- _Exercise description_
Your copy of the material below should match it exactly, except that it holds no pictures.

[Dataset records]
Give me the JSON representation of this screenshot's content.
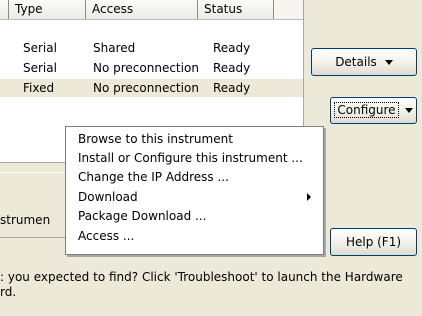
{
  "table": {
    "headers": {
      "type": "Type",
      "access": "Access",
      "status": "Status"
    },
    "rows": [
      {
        "type": "Serial",
        "access": "Shared",
        "status": "Ready"
      },
      {
        "type": "Serial",
        "access": "No preconnection",
        "status": "Ready"
      },
      {
        "type": "Fixed",
        "access": "No preconnection",
        "status": "Ready"
      }
    ]
  },
  "buttons": {
    "details": "Details",
    "configure": "Configure",
    "help": "Help (F1)"
  },
  "context_menu": {
    "items": [
      "Browse to this instrument",
      "Install or Configure this instrument ...",
      "Change the IP Address ...",
      "Download",
      "Package Download ...",
      "Access ..."
    ]
  },
  "status_panel": {
    "label": "strumen"
  },
  "footer": {
    "text": ": you expected to find?  Click 'Troubleshoot' to launch the Hardware\nrd."
  },
  "colors": {
    "window_background": "#ece9d8",
    "list_background": "#ffffff",
    "selected_row": "#ece9d8",
    "button_border": "#003c74"
  }
}
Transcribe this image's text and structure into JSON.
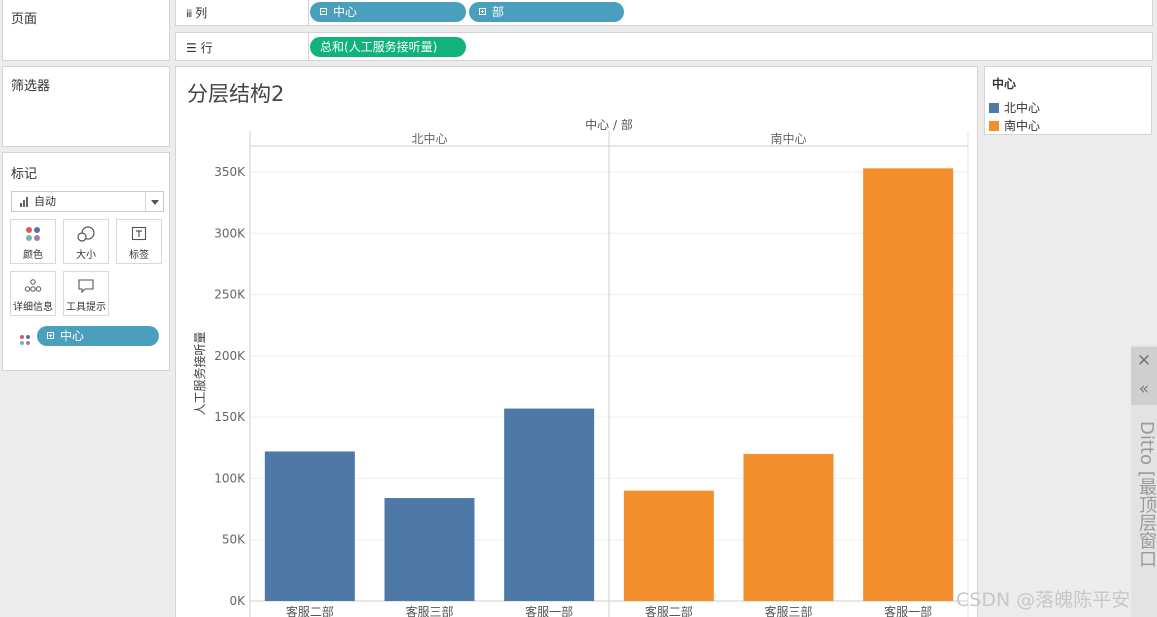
{
  "pages_panel": {
    "title": "页面"
  },
  "filters_panel": {
    "title": "筛选器"
  },
  "marks_panel": {
    "title": "标记",
    "mark_type": "自动",
    "buttons": [
      "颜色",
      "大小",
      "标签",
      "详细信息",
      "工具提示"
    ],
    "color_pill": "中心"
  },
  "columns_shelf": {
    "label": "列",
    "pills": [
      "中心",
      "部"
    ]
  },
  "rows_shelf": {
    "label": "行",
    "pill": "总和(人工服务接听量)"
  },
  "legend": {
    "title": "中心",
    "items": [
      {
        "label": "北中心",
        "color": "#4e79a7"
      },
      {
        "label": "南中心",
        "color": "#f28e2b"
      }
    ]
  },
  "chart_data": {
    "type": "bar",
    "title": "分层结构2",
    "header": "中心 / 部",
    "ylabel": "人工服务接听量",
    "ylim": [
      0,
      370000
    ],
    "yticks": [
      0,
      50000,
      100000,
      150000,
      200000,
      250000,
      300000,
      350000
    ],
    "ytick_labels": [
      "0K",
      "50K",
      "100K",
      "150K",
      "200K",
      "250K",
      "300K",
      "350K"
    ],
    "panes": [
      {
        "name": "北中心",
        "color": "#4e79a7",
        "categories": [
          "客服二部",
          "客服三部",
          "客服一部"
        ],
        "values": [
          122000,
          84000,
          157000
        ]
      },
      {
        "name": "南中心",
        "color": "#f28e2b",
        "categories": [
          "客服二部",
          "客服三部",
          "客服一部"
        ],
        "values": [
          90000,
          120000,
          353000
        ]
      }
    ]
  },
  "ditto": {
    "close_glyph": "✕",
    "collapse_glyph": "«",
    "text": "Ditto [最顶层窗口"
  },
  "watermark": "CSDN @落魄陈平安"
}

- _Task result_
Give me the JSON representation of this screenshot's content.
{
  "table": {
    "headers": {
      "type": "Type",
      "access": "Access",
      "status": "Status"
    },
    "rows": [
      {
        "type": "Serial",
        "access": "Shared",
        "status": "Ready"
      },
      {
        "type": "Serial",
        "access": "No preconnection",
        "status": "Ready"
      },
      {
        "type": "Fixed",
        "access": "No preconnection",
        "status": "Ready"
      }
    ]
  },
  "buttons": {
    "details": "Details",
    "configure": "Configure",
    "help": "Help (F1)"
  },
  "context_menu": {
    "items": [
      "Browse to this instrument",
      "Install or Configure this instrument ...",
      "Change the IP Address ...",
      "Download",
      "Package Download ...",
      "Access ..."
    ]
  },
  "status_panel": {
    "label": "strumen"
  },
  "footer": {
    "text": ": you expected to find?  Click 'Troubleshoot' to launch the Hardware\nrd."
  },
  "colors": {
    "window_background": "#ece9d8",
    "list_background": "#ffffff",
    "selected_row": "#ece9d8",
    "button_border": "#003c74"
  }
}
Transcribe this image's text and structure into JSON.
{
  "pages_panel": {
    "title": "页面"
  },
  "filters_panel": {
    "title": "筛选器"
  },
  "marks_panel": {
    "title": "标记",
    "mark_type": "自动",
    "buttons": [
      "颜色",
      "大小",
      "标签",
      "详细信息",
      "工具提示"
    ],
    "color_pill": "中心"
  },
  "columns_shelf": {
    "label": "列",
    "pills": [
      "中心",
      "部"
    ]
  },
  "rows_shelf": {
    "label": "行",
    "pill": "总和(人工服务接听量)"
  },
  "legend": {
    "title": "中心",
    "items": [
      {
        "label": "北中心",
        "color": "#4e79a7"
      },
      {
        "label": "南中心",
        "color": "#f28e2b"
      }
    ]
  },
  "chart_data": {
    "type": "bar",
    "title": "分层结构2",
    "header": "中心 / 部",
    "ylabel": "人工服务接听量",
    "ylim": [
      0,
      370000
    ],
    "yticks": [
      0,
      50000,
      100000,
      150000,
      200000,
      250000,
      300000,
      350000
    ],
    "ytick_labels": [
      "0K",
      "50K",
      "100K",
      "150K",
      "200K",
      "250K",
      "300K",
      "350K"
    ],
    "panes": [
      {
        "name": "北中心",
        "color": "#4e79a7",
        "categories": [
          "客服二部",
          "客服三部",
          "客服一部"
        ],
        "values": [
          122000,
          84000,
          157000
        ]
      },
      {
        "name": "南中心",
        "color": "#f28e2b",
        "categories": [
          "客服二部",
          "客服三部",
          "客服一部"
        ],
        "values": [
          90000,
          120000,
          353000
        ]
      }
    ]
  },
  "ditto": {
    "close_glyph": "✕",
    "collapse_glyph": "«",
    "text": "Ditto [最顶层窗口"
  },
  "watermark": "CSDN @落魄陈平安"
}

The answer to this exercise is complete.